* START DATA FOR THIS TASK *
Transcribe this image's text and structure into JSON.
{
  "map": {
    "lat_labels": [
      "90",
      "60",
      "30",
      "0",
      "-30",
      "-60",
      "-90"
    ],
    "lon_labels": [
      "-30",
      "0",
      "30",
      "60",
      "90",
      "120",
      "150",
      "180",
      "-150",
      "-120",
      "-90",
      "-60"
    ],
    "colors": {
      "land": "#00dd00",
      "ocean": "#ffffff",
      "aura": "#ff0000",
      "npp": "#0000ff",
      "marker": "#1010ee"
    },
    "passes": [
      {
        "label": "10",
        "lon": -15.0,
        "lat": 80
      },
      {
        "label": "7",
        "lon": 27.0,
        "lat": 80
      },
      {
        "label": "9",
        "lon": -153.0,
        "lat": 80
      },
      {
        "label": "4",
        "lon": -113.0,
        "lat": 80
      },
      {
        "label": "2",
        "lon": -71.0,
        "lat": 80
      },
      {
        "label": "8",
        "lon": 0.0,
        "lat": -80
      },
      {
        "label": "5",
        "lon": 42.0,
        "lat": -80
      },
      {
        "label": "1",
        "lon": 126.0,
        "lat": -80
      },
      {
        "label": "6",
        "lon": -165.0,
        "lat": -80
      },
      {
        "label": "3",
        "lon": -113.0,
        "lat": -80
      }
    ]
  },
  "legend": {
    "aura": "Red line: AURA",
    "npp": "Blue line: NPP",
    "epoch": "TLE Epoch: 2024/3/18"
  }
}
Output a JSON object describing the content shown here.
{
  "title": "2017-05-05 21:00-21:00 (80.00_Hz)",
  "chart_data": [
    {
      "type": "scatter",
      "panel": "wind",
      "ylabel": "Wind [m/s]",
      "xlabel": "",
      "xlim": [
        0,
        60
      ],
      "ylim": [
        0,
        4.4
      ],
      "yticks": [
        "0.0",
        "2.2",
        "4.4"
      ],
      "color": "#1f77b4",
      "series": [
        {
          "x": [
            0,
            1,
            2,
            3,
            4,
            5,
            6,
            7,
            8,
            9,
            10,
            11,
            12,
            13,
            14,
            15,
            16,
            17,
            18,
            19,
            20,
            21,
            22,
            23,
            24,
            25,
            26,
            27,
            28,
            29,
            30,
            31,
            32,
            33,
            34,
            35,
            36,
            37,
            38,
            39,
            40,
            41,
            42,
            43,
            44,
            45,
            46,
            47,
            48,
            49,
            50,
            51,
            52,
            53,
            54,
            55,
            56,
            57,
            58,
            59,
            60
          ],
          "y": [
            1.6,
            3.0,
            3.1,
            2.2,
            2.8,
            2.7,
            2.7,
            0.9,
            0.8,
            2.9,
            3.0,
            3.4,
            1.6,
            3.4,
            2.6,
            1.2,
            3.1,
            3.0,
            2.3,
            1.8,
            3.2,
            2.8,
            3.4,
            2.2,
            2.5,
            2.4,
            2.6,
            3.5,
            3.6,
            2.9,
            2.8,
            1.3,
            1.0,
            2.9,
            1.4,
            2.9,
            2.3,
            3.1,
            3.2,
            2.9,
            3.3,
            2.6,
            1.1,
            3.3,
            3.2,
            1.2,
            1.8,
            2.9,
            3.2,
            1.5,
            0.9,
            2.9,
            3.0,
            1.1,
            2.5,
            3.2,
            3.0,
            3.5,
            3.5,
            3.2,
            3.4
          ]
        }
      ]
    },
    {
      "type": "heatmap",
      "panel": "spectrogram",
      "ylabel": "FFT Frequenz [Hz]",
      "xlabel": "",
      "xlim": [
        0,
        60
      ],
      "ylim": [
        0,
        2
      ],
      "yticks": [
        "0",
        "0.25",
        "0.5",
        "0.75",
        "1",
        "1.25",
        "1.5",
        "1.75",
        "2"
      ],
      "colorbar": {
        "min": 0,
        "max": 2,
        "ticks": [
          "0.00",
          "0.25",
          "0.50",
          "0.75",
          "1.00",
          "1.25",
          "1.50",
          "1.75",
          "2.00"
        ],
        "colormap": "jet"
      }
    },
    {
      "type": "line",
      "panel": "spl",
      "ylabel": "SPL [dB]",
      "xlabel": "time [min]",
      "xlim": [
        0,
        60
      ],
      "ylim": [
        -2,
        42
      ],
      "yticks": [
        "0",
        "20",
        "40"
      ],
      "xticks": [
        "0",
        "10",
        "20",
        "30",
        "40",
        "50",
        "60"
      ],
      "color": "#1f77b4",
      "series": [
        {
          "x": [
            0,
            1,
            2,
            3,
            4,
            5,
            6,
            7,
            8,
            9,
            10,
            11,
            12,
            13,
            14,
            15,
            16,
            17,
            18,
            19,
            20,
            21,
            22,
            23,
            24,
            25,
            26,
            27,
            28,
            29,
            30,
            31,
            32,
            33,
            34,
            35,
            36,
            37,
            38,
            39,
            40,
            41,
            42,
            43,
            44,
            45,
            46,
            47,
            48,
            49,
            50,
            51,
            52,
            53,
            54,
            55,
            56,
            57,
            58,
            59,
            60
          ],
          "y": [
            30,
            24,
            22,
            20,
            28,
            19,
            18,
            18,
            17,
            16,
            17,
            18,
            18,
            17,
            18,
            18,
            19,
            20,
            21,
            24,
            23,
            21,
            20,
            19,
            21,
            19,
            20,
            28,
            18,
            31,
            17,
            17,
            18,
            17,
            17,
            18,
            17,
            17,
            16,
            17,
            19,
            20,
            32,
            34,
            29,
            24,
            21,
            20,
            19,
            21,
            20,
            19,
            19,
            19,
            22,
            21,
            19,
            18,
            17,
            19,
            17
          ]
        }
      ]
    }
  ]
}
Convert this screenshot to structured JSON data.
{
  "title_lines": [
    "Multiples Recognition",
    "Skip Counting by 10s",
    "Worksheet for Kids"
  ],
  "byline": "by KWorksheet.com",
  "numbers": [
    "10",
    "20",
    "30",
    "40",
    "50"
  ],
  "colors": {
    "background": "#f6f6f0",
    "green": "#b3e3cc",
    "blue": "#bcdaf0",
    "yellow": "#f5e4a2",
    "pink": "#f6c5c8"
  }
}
* END DATA FOR THIS TASK *
§ **TASK DETAILS**: Return all of the entries exactly as they were supplied.

§ **TASK RESPONSE**:
Transcribe this image's text and structure into JSON.
{
  "map": {
    "lat_labels": [
      "90",
      "60",
      "30",
      "0",
      "-30",
      "-60",
      "-90"
    ],
    "lon_labels": [
      "-30",
      "0",
      "30",
      "60",
      "90",
      "120",
      "150",
      "180",
      "-150",
      "-120",
      "-90",
      "-60"
    ],
    "colors": {
      "land": "#00dd00",
      "ocean": "#ffffff",
      "aura": "#ff0000",
      "npp": "#0000ff",
      "marker": "#1010ee"
    },
    "passes": [
      {
        "label": "10",
        "lon": -15.0,
        "lat": 80
      },
      {
        "label": "7",
        "lon": 27.0,
        "lat": 80
      },
      {
        "label": "9",
        "lon": -153.0,
        "lat": 80
      },
      {
        "label": "4",
        "lon": -113.0,
        "lat": 80
      },
      {
        "label": "2",
        "lon": -71.0,
        "lat": 80
      },
      {
        "label": "8",
        "lon": 0.0,
        "lat": -80
      },
      {
        "label": "5",
        "lon": 42.0,
        "lat": -80
      },
      {
        "label": "1",
        "lon": 126.0,
        "lat": -80
      },
      {
        "label": "6",
        "lon": -165.0,
        "lat": -80
      },
      {
        "label": "3",
        "lon": -113.0,
        "lat": -80
      }
    ]
  },
  "legend": {
    "aura": "Red line: AURA",
    "npp": "Blue line: NPP",
    "epoch": "TLE Epoch: 2024/3/18"
  }
}
Output a JSON object describing the content shown here.
{
  "title": "2017-05-05 21:00-21:00 (80.00_Hz)",
  "chart_data": [
    {
      "type": "scatter",
      "panel": "wind",
      "ylabel": "Wind [m/s]",
      "xlabel": "",
      "xlim": [
        0,
        60
      ],
      "ylim": [
        0,
        4.4
      ],
      "yticks": [
        "0.0",
        "2.2",
        "4.4"
      ],
      "color": "#1f77b4",
      "series": [
        {
          "x": [
            0,
            1,
            2,
            3,
            4,
            5,
            6,
            7,
            8,
            9,
            10,
            11,
            12,
            13,
            14,
            15,
            16,
            17,
            18,
            19,
            20,
            21,
            22,
            23,
            24,
            25,
            26,
            27,
            28,
            29,
            30,
            31,
            32,
            33,
            34,
            35,
            36,
            37,
            38,
            39,
            40,
            41,
            42,
            43,
            44,
            45,
            46,
            47,
            48,
            49,
            50,
            51,
            52,
            53,
            54,
            55,
            56,
            57,
            58,
            59,
            60
          ],
          "y": [
            1.6,
            3.0,
            3.1,
            2.2,
            2.8,
            2.7,
            2.7,
            0.9,
            0.8,
            2.9,
            3.0,
            3.4,
            1.6,
            3.4,
            2.6,
            1.2,
            3.1,
            3.0,
            2.3,
            1.8,
            3.2,
            2.8,
            3.4,
            2.2,
            2.5,
            2.4,
            2.6,
            3.5,
            3.6,
            2.9,
            2.8,
            1.3,
            1.0,
            2.9,
            1.4,
            2.9,
            2.3,
            3.1,
            3.2,
            2.9,
            3.3,
            2.6,
            1.1,
            3.3,
            3.2,
            1.2,
            1.8,
            2.9,
            3.2,
            1.5,
            0.9,
            2.9,
            3.0,
            1.1,
            2.5,
            3.2,
            3.0,
            3.5,
            3.5,
            3.2,
            3.4
          ]
        }
      ]
    },
    {
      "type": "heatmap",
      "panel": "spectrogram",
      "ylabel": "FFT Frequenz [Hz]",
      "xlabel": "",
      "xlim": [
        0,
        60
      ],
      "ylim": [
        0,
        2
      ],
      "yticks": [
        "0",
        "0.25",
        "0.5",
        "0.75",
        "1",
        "1.25",
        "1.5",
        "1.75",
        "2"
      ],
      "colorbar": {
        "min": 0,
        "max": 2,
        "ticks": [
          "0.00",
          "0.25",
          "0.50",
          "0.75",
          "1.00",
          "1.25",
          "1.50",
          "1.75",
          "2.00"
        ],
        "colormap": "jet"
      }
    },
    {
      "type": "line",
      "panel": "spl",
      "ylabel": "SPL [dB]",
      "xlabel": "time [min]",
      "xlim": [
        0,
        60
      ],
      "ylim": [
        -2,
        42
      ],
      "yticks": [
        "0",
        "20",
        "40"
      ],
      "xticks": [
        "0",
        "10",
        "20",
        "30",
        "40",
        "50",
        "60"
      ],
      "color": "#1f77b4",
      "series": [
        {
          "x": [
            0,
            1,
            2,
            3,
            4,
            5,
            6,
            7,
            8,
            9,
            10,
            11,
            12,
            13,
            14,
            15,
            16,
            17,
            18,
            19,
            20,
            21,
            22,
            23,
            24,
            25,
            26,
            27,
            28,
            29,
            30,
            31,
            32,
            33,
            34,
            35,
            36,
            37,
            38,
            39,
            40,
            41,
            42,
            43,
            44,
            45,
            46,
            47,
            48,
            49,
            50,
            51,
            52,
            53,
            54,
            55,
            56,
            57,
            58,
            59,
            60
          ],
          "y": [
            30,
            24,
            22,
            20,
            28,
            19,
            18,
            18,
            17,
            16,
            17,
            18,
            18,
            17,
            18,
            18,
            19,
            20,
            21,
            24,
            23,
            21,
            20,
            19,
            21,
            19,
            20,
            28,
            18,
            31,
            17,
            17,
            18,
            17,
            17,
            18,
            17,
            17,
            16,
            17,
            19,
            20,
            32,
            34,
            29,
            24,
            21,
            20,
            19,
            21,
            20,
            19,
            19,
            19,
            22,
            21,
            19,
            18,
            17,
            19,
            17
          ]
        }
      ]
    }
  ]
}
Convert this screenshot to structured JSON data.
{
  "title_lines": [
    "Multiples Recognition",
    "Skip Counting by 10s",
    "Worksheet for Kids"
  ],
  "byline": "by KWorksheet.com",
  "numbers": [
    "10",
    "20",
    "30",
    "40",
    "50"
  ],
  "colors": {
    "background": "#f6f6f0",
    "green": "#b3e3cc",
    "blue": "#bcdaf0",
    "yellow": "#f5e4a2",
    "pink": "#f6c5c8"
  }
}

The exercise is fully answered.